Objective » Copy all of the material exactly. Pictures are not to appear in the copy.

Data items
______
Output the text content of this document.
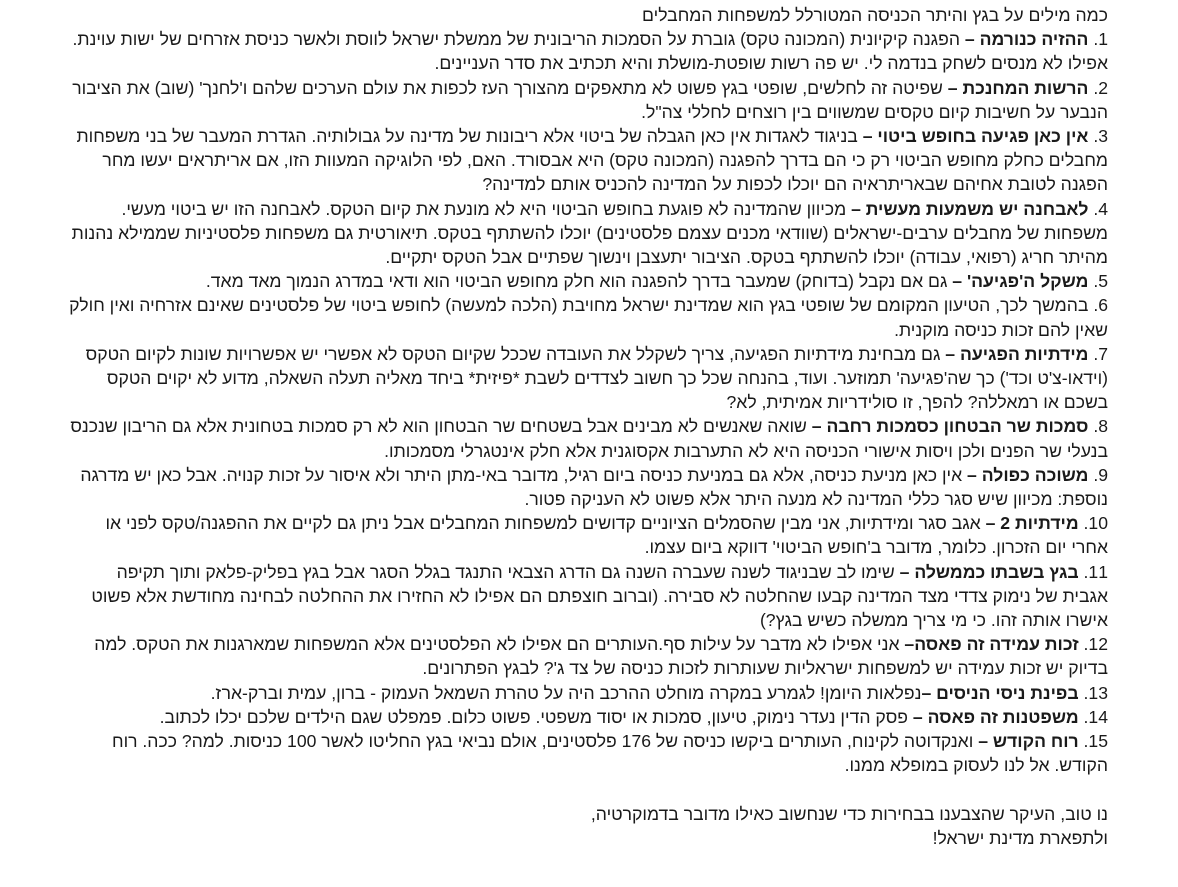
כמה מילים על בגץ והיתר הכניסה המטורלל למשפחות המחבלים

1. ההזיה כנורמה – הפגנה קיקיונית (המכונה טקס) גוברת על הסמכות הריבונית של ממשלת ישראל לווסת ולאשר כניסת אזרחים של ישות עוינת. אפילו לא מנסים לשחק בנדמה לי. יש פה רשות שופטת-מושלת והיא תכתיב את סדר העניינים.

2. הרשות המחנכת – שפיטה זה לחלשים, שופטי בגץ פשוט לא מתאפקים מהצורך העז לכפות את עולם הערכים שלהם ו'לחנך' (שוב) את הציבור הנבער על חשיבות קיום טקסים שמשווים בין רוצחים לחללי צה"ל.

3. אין כאן פגיעה בחופש ביטוי – בניגוד לאגדות אין כאן הגבלה של ביטוי אלא ריבונות של מדינה על גבולותיה. הגדרת המעבר של בני משפחות מחבלים כחלק מחופש הביטוי רק כי הם בדרך להפגנה (המכונה טקס) היא אבסורד. האם, לפי הלוגיקה המעוות הזו, אם אריתראים יעשו מחר הפגנה לטובת אחיהם שבאריתראיה הם יוכלו לכפות על המדינה להכניס אותם למדינה?

4. לאבחנה יש משמעות מעשית – מכיוון שהמדינה לא פוגעת בחופש הביטוי היא לא מונעת את קיום הטקס. לאבחנה הזו יש ביטוי מעשי. משפחות של מחבלים ערבים-ישראלים (שוודאי מכנים עצמם פלסטינים) יוכלו להשתתף בטקס. תיאורטית גם משפחות פלסטיניות שממילא נהנות מהיתר חריג (רפואי, עבודה) יוכלו להשתתף בטקס. הציבור יתעצבן וינשוך שפתיים אבל הטקס יתקיים.

5. משקל ה'פגיעה' – גם אם נקבל (בדוחק) שמעבר בדרך להפגנה הוא חלק מחופש הביטוי הוא ודאי במדרג הנמוך מאד מאד.

6. בהמשך לכך, הטיעון המקומם של שופטי בגץ הוא שמדינת ישראל מחויבת (הלכה למעשה) לחופש ביטוי של פלסטינים שאינם אזרחיה ואין חולק שאין להם זכות כניסה מוקנית.

7. מידתיות הפגיעה – גם מבחינת מידתיות הפגיעה, צריך לשקלל את העובדה שככל שקיום הטקס לא אפשרי יש אפשרויות שונות לקיום הטקס (וידאו-צ'ט וכד') כך שה'פגיעה' תמוזער. ועוד, בהנחה שכל כך חשוב לצדדים לשבת *פיזית* ביחד מאליה תעלה השאלה, מדוע לא יקוים הטקס בשכם או רמאללה? להפך, זו סולידריות אמיתית, לא?

8. סמכות שר הבטחון כסמכות רחבה – שואה שאנשים לא מבינים אבל בשטחים שר הבטחון הוא לא רק סמכות בטחונית אלא גם הריבון שנכנס בנעלי שר הפנים ולכן ויסות אישורי הכניסה היא לא התערבות אקסוגנית אלא חלק אינטגרלי מסמכותו.

9. משוכה כפולה – אין כאן מניעת כניסה, אלא גם במניעת כניסה ביום רגיל, מדובר באי-מתן היתר ולא איסור על זכות קנויה. אבל כאן יש מדרגה נוספת: מכיוון שיש סגר כללי המדינה לא מנעה היתר אלא פשוט לא העניקה פטור.

10. מידתיות 2 – אגב סגר ומידתיות, אני מבין שהסמלים הציוניים קדושים למשפחות המחבלים אבל ניתן גם לקיים את ההפגנה/טקס לפני או אחרי יום הזכרון. כלומר, מדובר ב'חופש הביטוי' דווקא ביום עצמו.

11. בגץ בשבתו כממשלה – שימו לב שבניגוד לשנה שעברה השנה גם הדרג הצבאי התנגד בגלל הסגר אבל בגץ בפליק-פלאק ותוך תקיפה אגבית של נימוק צדדי מצד המדינה קבעו שהחלטה לא סבירה. (וברוב חוצפתם הם אפילו לא החזירו את ההחלטה לבחינה מחודשת אלא פשוט אישרו אותה זהו. כי מי צריך ממשלה כשיש בגץ?)

12. זכות עמידה זה פאסה– אני אפילו לא מדבר על עילות סף.העותרים הם אפילו לא הפלסטינים אלא המשפחות שמארגנות את הטקס. למה בדיוק יש זכות עמידה יש למשפחות ישראליות שעותרות לזכות כניסה של צד ג'? לבגץ הפתרונים.

13. בפינת ניסי הניסים –נפלאות היומן! לגמרע במקרה מוחלט ההרכב היה על טהרת השמאל העמוק - ברון, עמית וברק-ארז.

14. משפטנות זה פאסה – פסק הדין נעדר נימוק, טיעון, סמכות או יסוד משפטי. פשוט כלום. פמפלט שגם הילדים שלכם יכלו לכתוב.

15. רוח הקודש – ואנקדוטה לקינוח, העותרים ביקשו כניסה של 176 פלסטינים, אולם נביאי בגץ החליטו לאשר 100 כניסות. למה? ככה. רוח הקודש. אל לנו לעסוק במופלא ממנו.

נו טוב, העיקר שהצבענו בבחירות כדי שנחשוב כאילו מדובר בדמוקרטיה,

ולתפארת מדינת ישראל!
______
Written response »
Output the text content of this document.
כמה מילים על בגץ והיתר הכניסה המטורלל למשפחות המחבלים

1. ההזיה כנורמה – הפגנה קיקיונית (המכונה טקס) גוברת על הסמכות הריבונית של ממשלת ישראל לווסת ולאשר כניסת אזרחים של ישות עוינת. אפילו לא מנסים לשחק בנדמה לי. יש פה רשות שופטת-מושלת והיא תכתיב את סדר העניינים.

2. הרשות המחנכת – שפיטה זה לחלשים, שופטי בגץ פשוט לא מתאפקים מהצורך העז לכפות את עולם הערכים שלהם ו'לחנך' (שוב) את הציבור הנבער על חשיבות קיום טקסים שמשווים בין רוצחים לחללי צה"ל.

3. אין כאן פגיעה בחופש ביטוי – בניגוד לאגדות אין כאן הגבלה של ביטוי אלא ריבונות של מדינה על גבולותיה. הגדרת המעבר של בני משפחות מחבלים כחלק מחופש הביטוי רק כי הם בדרך להפגנה (המכונה טקס) היא אבסורד. האם, לפי הלוגיקה המעוות הזו, אם אריתראים יעשו מחר הפגנה לטובת אחיהם שבאריתראיה הם יוכלו לכפות על המדינה להכניס אותם למדינה?

4. לאבחנה יש משמעות מעשית – מכיוון שהמדינה לא פוגעת בחופש הביטוי היא לא מונעת את קיום הטקס. לאבחנה הזו יש ביטוי מעשי. משפחות של מחבלים ערבים-ישראלים (שוודאי מכנים עצמם פלסטינים) יוכלו להשתתף בטקס. תיאורטית גם משפחות פלסטיניות שממילא נהנות מהיתר חריג (רפואי, עבודה) יוכלו להשתתף בטקס. הציבור יתעצבן וינשוך שפתיים אבל הטקס יתקיים.

5. משקל ה'פגיעה' – גם אם נקבל (בדוחק) שמעבר בדרך להפגנה הוא חלק מחופש הביטוי הוא ודאי במדרג הנמוך מאד מאד.

6. בהמשך לכך, הטיעון המקומם של שופטי בגץ הוא שמדינת ישראל מחויבת (הלכה למעשה) לחופש ביטוי של פלסטינים שאינם אזרחיה ואין חולק שאין להם זכות כניסה מוקנית.

7. מידתיות הפגיעה – גם מבחינת מידתיות הפגיעה, צריך לשקלל את העובדה שככל שקיום הטקס לא אפשרי יש אפשרויות שונות לקיום הטקס (וידאו-צ'ט וכד') כך שה'פגיעה' תמוזער. ועוד, בהנחה שכל כך חשוב לצדדים לשבת *פיזית* ביחד מאליה תעלה השאלה, מדוע לא יקוים הטקס בשכם או רמאללה? להפך, זו סולידריות אמיתית, לא?

8. סמכות שר הבטחון כסמכות רחבה – שואה שאנשים לא מבינים אבל בשטחים שר הבטחון הוא לא רק סמכות בטחונית אלא גם הריבון שנכנס בנעלי שר הפנים ולכן ויסות אישורי הכניסה היא לא התערבות אקסוגנית אלא חלק אינטגרלי מסמכותו.

9. משוכה כפולה – אין כאן מניעת כניסה, אלא גם במניעת כניסה ביום רגיל, מדובר באי-מתן היתר ולא איסור על זכות קנויה. אבל כאן יש מדרגה נוספת: מכיוון שיש סגר כללי המדינה לא מנעה היתר אלא פשוט לא העניקה פטור.

10. מידתיות 2 – אגב סגר ומידתיות, אני מבין שהסמלים הציוניים קדושים למשפחות המחבלים אבל ניתן גם לקיים את ההפגנה/טקס לפני או אחרי יום הזכרון. כלומר, מדובר ב'חופש הביטוי' דווקא ביום עצמו.

11. בגץ בשבתו כממשלה – שימו לב שבניגוד לשנה שעברה השנה גם הדרג הצבאי התנגד בגלל הסגר אבל בגץ בפליק-פלאק ותוך תקיפה אגבית של נימוק צדדי מצד המדינה קבעו שהחלטה לא סבירה. (וברוב חוצפתם הם אפילו לא החזירו את ההחלטה לבחינה מחודשת אלא פשוט אישרו אותה זהו. כי מי צריך ממשלה כשיש בגץ?)

12. זכות עמידה זה פאסה– אני אפילו לא מדבר על עילות סף.העותרים הם אפילו לא הפלסטינים אלא המשפחות שמארגנות את הטקס. למה בדיוק יש זכות עמידה יש למשפחות ישראליות שעותרות לזכות כניסה של צד ג'? לבגץ הפתרונים.

13. בפינת ניסי הניסים –נפלאות היומן! לגמרע במקרה מוחלט ההרכב היה על טהרת השמאל העמוק - ברון, עמית וברק-ארז.

14. משפטנות זה פאסה – פסק הדין נעדר נימוק, טיעון, סמכות או יסוד משפטי. פשוט כלום. פמפלט שגם הילדים שלכם יכלו לכתוב.

15. רוח הקודש – ואנקדוטה לקינוח, העותרים ביקשו כניסה של 176 פלסטינים, אולם נביאי בגץ החליטו לאשר 100 כניסות. למה? ככה. רוח הקודש. אל לנו לעסוק במופלא ממנו.

נו טוב, העיקר שהצבענו בבחירות כדי שנחשוב כאילו מדובר בדמוקרטיה,

ולתפארת מדינת ישראל!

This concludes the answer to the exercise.